All entries below are to be set down again, identical to the source.

-------- Records provided

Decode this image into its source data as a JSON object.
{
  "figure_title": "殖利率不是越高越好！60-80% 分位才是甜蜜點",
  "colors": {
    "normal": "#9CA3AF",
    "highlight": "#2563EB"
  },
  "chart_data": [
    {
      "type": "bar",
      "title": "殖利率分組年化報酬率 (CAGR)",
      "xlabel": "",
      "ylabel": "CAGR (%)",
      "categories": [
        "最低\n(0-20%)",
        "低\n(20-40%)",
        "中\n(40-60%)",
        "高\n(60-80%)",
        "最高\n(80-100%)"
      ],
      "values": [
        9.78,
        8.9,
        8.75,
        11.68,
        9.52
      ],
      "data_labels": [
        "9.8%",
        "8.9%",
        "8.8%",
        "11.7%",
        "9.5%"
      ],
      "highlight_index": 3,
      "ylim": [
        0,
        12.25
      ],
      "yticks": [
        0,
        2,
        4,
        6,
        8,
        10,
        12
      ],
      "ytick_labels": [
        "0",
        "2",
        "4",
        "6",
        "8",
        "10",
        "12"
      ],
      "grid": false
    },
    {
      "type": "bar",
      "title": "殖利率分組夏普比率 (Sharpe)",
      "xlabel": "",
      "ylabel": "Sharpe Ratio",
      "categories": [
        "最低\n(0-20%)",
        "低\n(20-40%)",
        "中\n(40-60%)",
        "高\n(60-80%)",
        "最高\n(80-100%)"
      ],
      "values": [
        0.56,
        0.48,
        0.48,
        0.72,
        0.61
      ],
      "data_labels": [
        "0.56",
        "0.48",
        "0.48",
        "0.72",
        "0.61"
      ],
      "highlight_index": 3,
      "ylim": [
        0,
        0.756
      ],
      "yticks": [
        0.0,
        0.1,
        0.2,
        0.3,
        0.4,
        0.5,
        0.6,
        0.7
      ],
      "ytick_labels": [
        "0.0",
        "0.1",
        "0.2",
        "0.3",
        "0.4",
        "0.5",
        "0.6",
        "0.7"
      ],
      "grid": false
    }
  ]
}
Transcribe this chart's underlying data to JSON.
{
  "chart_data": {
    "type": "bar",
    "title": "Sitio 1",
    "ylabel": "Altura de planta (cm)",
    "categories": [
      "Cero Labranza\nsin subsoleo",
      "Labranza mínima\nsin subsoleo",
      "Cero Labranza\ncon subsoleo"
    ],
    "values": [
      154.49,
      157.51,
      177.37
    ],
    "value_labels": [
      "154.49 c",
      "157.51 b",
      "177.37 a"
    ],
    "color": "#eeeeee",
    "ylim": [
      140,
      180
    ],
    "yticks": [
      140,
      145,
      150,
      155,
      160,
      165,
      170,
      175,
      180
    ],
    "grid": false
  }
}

----------------

■ Complete answer
Decode this image into its source data as a JSON object.
{
  "figure_title": "殖利率不是越高越好！60-80% 分位才是甜蜜點",
  "colors": {
    "normal": "#9CA3AF",
    "highlight": "#2563EB"
  },
  "chart_data": [
    {
      "type": "bar",
      "title": "殖利率分組年化報酬率 (CAGR)",
      "xlabel": "",
      "ylabel": "CAGR (%)",
      "categories": [
        "最低\n(0-20%)",
        "低\n(20-40%)",
        "中\n(40-60%)",
        "高\n(60-80%)",
        "最高\n(80-100%)"
      ],
      "values": [
        9.78,
        8.9,
        8.75,
        11.68,
        9.52
      ],
      "data_labels": [
        "9.8%",
        "8.9%",
        "8.8%",
        "11.7%",
        "9.5%"
      ],
      "highlight_index": 3,
      "ylim": [
        0,
        12.25
      ],
      "yticks": [
        0,
        2,
        4,
        6,
        8,
        10,
        12
      ],
      "ytick_labels": [
        "0",
        "2",
        "4",
        "6",
        "8",
        "10",
        "12"
      ],
      "grid": false
    },
    {
      "type": "bar",
      "title": "殖利率分組夏普比率 (Sharpe)",
      "xlabel": "",
      "ylabel": "Sharpe Ratio",
      "categories": [
        "最低\n(0-20%)",
        "低\n(20-40%)",
        "中\n(40-60%)",
        "高\n(60-80%)",
        "最高\n(80-100%)"
      ],
      "values": [
        0.56,
        0.48,
        0.48,
        0.72,
        0.61
      ],
      "data_labels": [
        "0.56",
        "0.48",
        "0.48",
        "0.72",
        "0.61"
      ],
      "highlight_index": 3,
      "ylim": [
        0,
        0.756
      ],
      "yticks": [
        0.0,
        0.1,
        0.2,
        0.3,
        0.4,
        0.5,
        0.6,
        0.7
      ],
      "ytick_labels": [
        "0.0",
        "0.1",
        "0.2",
        "0.3",
        "0.4",
        "0.5",
        "0.6",
        "0.7"
      ],
      "grid": false
    }
  ]
}
Transcribe this chart's underlying data to JSON.
{
  "chart_data": {
    "type": "bar",
    "title": "Sitio 1",
    "ylabel": "Altura de planta (cm)",
    "categories": [
      "Cero Labranza\nsin subsoleo",
      "Labranza mínima\nsin subsoleo",
      "Cero Labranza\ncon subsoleo"
    ],
    "values": [
      154.49,
      157.51,
      177.37
    ],
    "value_labels": [
      "154.49 c",
      "157.51 b",
      "177.37 a"
    ],
    "color": "#eeeeee",
    "ylim": [
      140,
      180
    ],
    "yticks": [
      140,
      145,
      150,
      155,
      160,
      165,
      170,
      175,
      180
    ],
    "grid": false
  }
}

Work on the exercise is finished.